(Data tied to figure images)
# # # # # # #
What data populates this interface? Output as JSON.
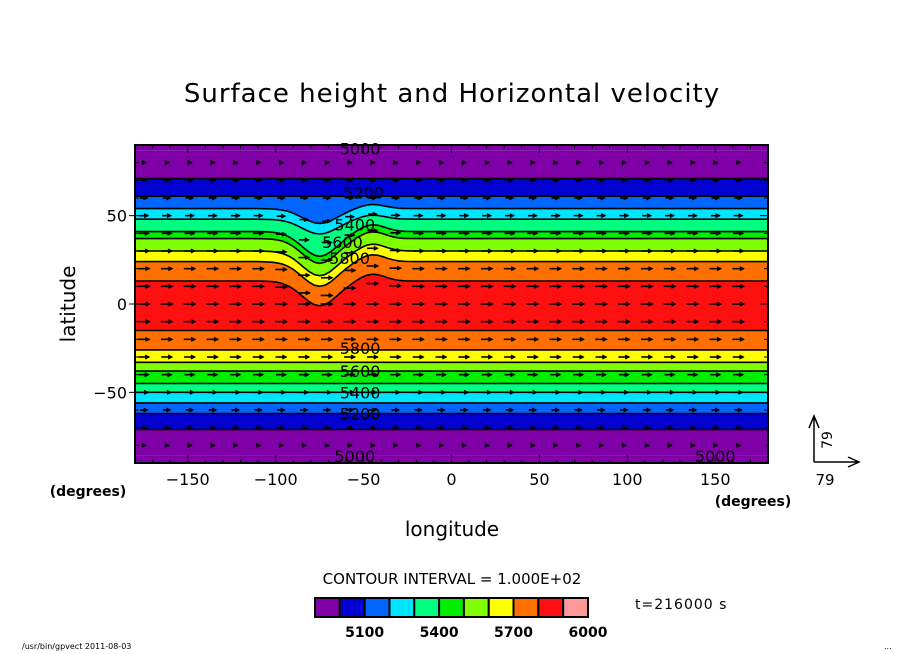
{
  "chart_data": {
    "type": "heatmap",
    "subtype": "filled-contour with vector overlay",
    "title": "Surface height and Horizontal velocity",
    "xlabel": "longitude",
    "ylabel": "latitude",
    "x_units": "(degrees)",
    "y_units": "(degrees)",
    "xlim": [
      -180,
      180
    ],
    "ylim": [
      -90,
      90
    ],
    "x_ticks": [
      -150,
      -100,
      -50,
      0,
      50,
      100,
      150
    ],
    "x_tick_labels": [
      "−150",
      "−100",
      "−50",
      "0",
      "50",
      "100",
      "150"
    ],
    "y_ticks": [
      50,
      0,
      -50
    ],
    "y_tick_labels": [
      "50",
      "0",
      "−50"
    ],
    "contour_interval_text": "CONTOUR INTERVAL = 1.000E+02",
    "contour_interval": 100,
    "contour_labels": [
      {
        "text": "5000",
        "lon": -52,
        "lat": 88
      },
      {
        "text": "5200",
        "lon": -50,
        "lat": 63
      },
      {
        "text": "5400",
        "lon": -55,
        "lat": 45
      },
      {
        "text": "5600",
        "lon": -62,
        "lat": 35
      },
      {
        "text": "5800",
        "lon": -58,
        "lat": 26
      },
      {
        "text": "5800",
        "lon": -52,
        "lat": -25
      },
      {
        "text": "5600",
        "lon": -52,
        "lat": -38
      },
      {
        "text": "5400",
        "lon": -52,
        "lat": -50
      },
      {
        "text": "5200",
        "lon": -52,
        "lat": -62
      },
      {
        "text": "5000",
        "lon": -55,
        "lat": -86
      },
      {
        "text": "5000",
        "lon": 150,
        "lat": -86
      }
    ],
    "bands": {
      "description": "zonal bands of surface height (m), lower bound of each band, listed from north pole to south pole",
      "north_to_south_lower_bounds": [
        5000,
        5000,
        5100,
        5200,
        5300,
        5400,
        5500,
        5600,
        5700,
        5800,
        5900,
        5800,
        5700,
        5600,
        5500,
        5400,
        5300,
        5200,
        5100,
        5000,
        5000
      ],
      "boundary_latitudes_undisturbed": [
        87,
        71,
        61,
        54,
        48,
        41,
        37,
        30,
        24,
        13,
        -15,
        -26,
        -33,
        -38,
        -45,
        -50,
        -56,
        -62,
        -71,
        -86
      ],
      "disturbance": {
        "center_lon": -75,
        "note": "northern contours dip southward near 80W and rise slightly near 45W"
      }
    },
    "vectors": {
      "description": "horizontal velocity arrows, mostly zonal (eastward), small near poles",
      "reference_vector_label_x": "79",
      "reference_vector_label_y": "79"
    },
    "colorbar": {
      "colors": [
        "#7f00a6",
        "#0000d0",
        "#0066ff",
        "#00e5ff",
        "#00ff80",
        "#00ee00",
        "#80ff00",
        "#ffff00",
        "#ff7000",
        "#ff1010",
        "#ff9999"
      ],
      "levels": [
        5000,
        5100,
        5200,
        5300,
        5400,
        5500,
        5600,
        5700,
        5800,
        5900,
        6000
      ],
      "tick_labels": [
        "5100",
        "5400",
        "5700",
        "6000"
      ],
      "tick_values": [
        5100,
        5400,
        5700,
        6000
      ]
    },
    "time_label": "t=216000 s"
  },
  "footer": {
    "left": "/usr/bin/gpvect  2011-08-03",
    "right": "..."
  }
}
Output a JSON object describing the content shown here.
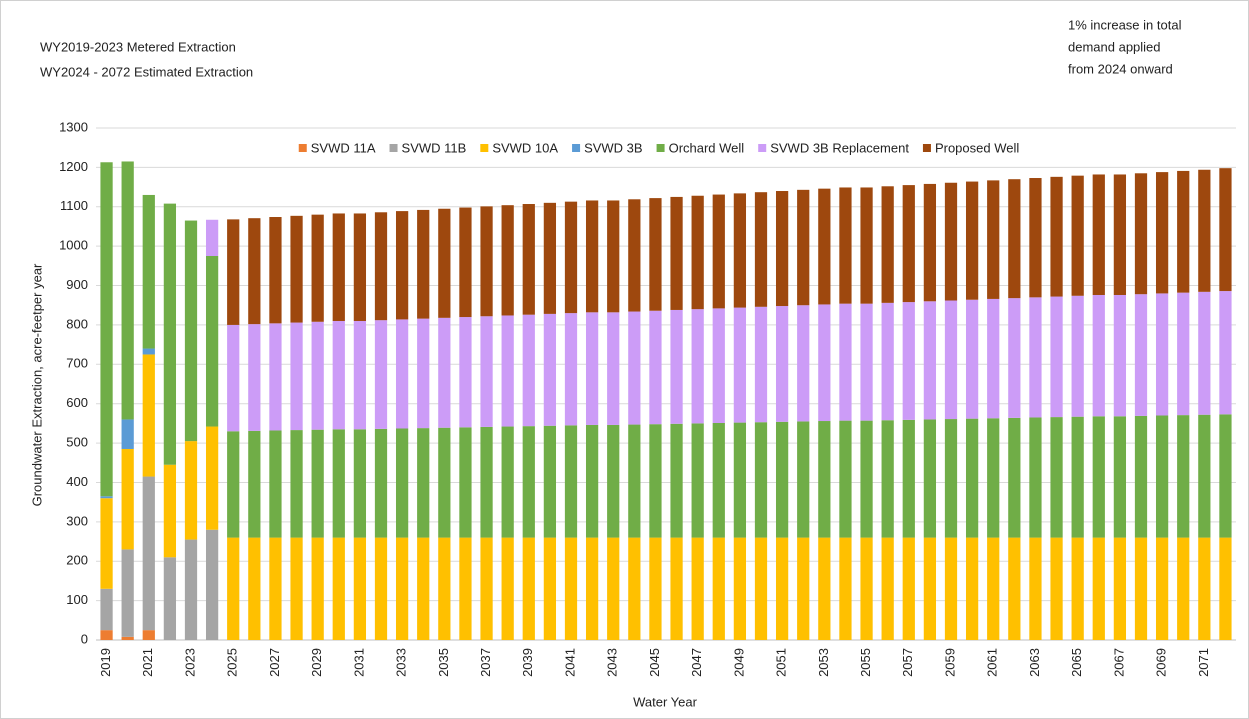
# # # # # # #
Given task: Nothing but the pictures may be dropped; output the records above exactly.

Exercise response:
What data populates this interface? Output as JSON.
{
  "chart_data": {
    "type": "heatmap",
    "subtype": "filled-contour with vector overlay",
    "title": "Surface height and Horizontal velocity",
    "xlabel": "longitude",
    "ylabel": "latitude",
    "x_units": "(degrees)",
    "y_units": "(degrees)",
    "xlim": [
      -180,
      180
    ],
    "ylim": [
      -90,
      90
    ],
    "x_ticks": [
      -150,
      -100,
      -50,
      0,
      50,
      100,
      150
    ],
    "x_tick_labels": [
      "−150",
      "−100",
      "−50",
      "0",
      "50",
      "100",
      "150"
    ],
    "y_ticks": [
      50,
      0,
      -50
    ],
    "y_tick_labels": [
      "50",
      "0",
      "−50"
    ],
    "contour_interval_text": "CONTOUR INTERVAL = 1.000E+02",
    "contour_interval": 100,
    "contour_labels": [
      {
        "text": "5000",
        "lon": -52,
        "lat": 88
      },
      {
        "text": "5200",
        "lon": -50,
        "lat": 63
      },
      {
        "text": "5400",
        "lon": -55,
        "lat": 45
      },
      {
        "text": "5600",
        "lon": -62,
        "lat": 35
      },
      {
        "text": "5800",
        "lon": -58,
        "lat": 26
      },
      {
        "text": "5800",
        "lon": -52,
        "lat": -25
      },
      {
        "text": "5600",
        "lon": -52,
        "lat": -38
      },
      {
        "text": "5400",
        "lon": -52,
        "lat": -50
      },
      {
        "text": "5200",
        "lon": -52,
        "lat": -62
      },
      {
        "text": "5000",
        "lon": -55,
        "lat": -86
      },
      {
        "text": "5000",
        "lon": 150,
        "lat": -86
      }
    ],
    "bands": {
      "description": "zonal bands of surface height (m), lower bound of each band, listed from north pole to south pole",
      "north_to_south_lower_bounds": [
        5000,
        5000,
        5100,
        5200,
        5300,
        5400,
        5500,
        5600,
        5700,
        5800,
        5900,
        5800,
        5700,
        5600,
        5500,
        5400,
        5300,
        5200,
        5100,
        5000,
        5000
      ],
      "boundary_latitudes_undisturbed": [
        87,
        71,
        61,
        54,
        48,
        41,
        37,
        30,
        24,
        13,
        -15,
        -26,
        -33,
        -38,
        -45,
        -50,
        -56,
        -62,
        -71,
        -86
      ],
      "disturbance": {
        "center_lon": -75,
        "note": "northern contours dip southward near 80W and rise slightly near 45W"
      }
    },
    "vectors": {
      "description": "horizontal velocity arrows, mostly zonal (eastward), small near poles",
      "reference_vector_label_x": "79",
      "reference_vector_label_y": "79"
    },
    "colorbar": {
      "colors": [
        "#7f00a6",
        "#0000d0",
        "#0066ff",
        "#00e5ff",
        "#00ff80",
        "#00ee00",
        "#80ff00",
        "#ffff00",
        "#ff7000",
        "#ff1010",
        "#ff9999"
      ],
      "levels": [
        5000,
        5100,
        5200,
        5300,
        5400,
        5500,
        5600,
        5700,
        5800,
        5900,
        6000
      ],
      "tick_labels": [
        "5100",
        "5400",
        "5700",
        "6000"
      ],
      "tick_values": [
        5100,
        5400,
        5700,
        6000
      ]
    },
    "time_label": "t=216000 s"
  },
  "footer": {
    "left": "/usr/bin/gpvect  2011-08-03",
    "right": "..."
  }
}
Output a JSON object describing the content shown here.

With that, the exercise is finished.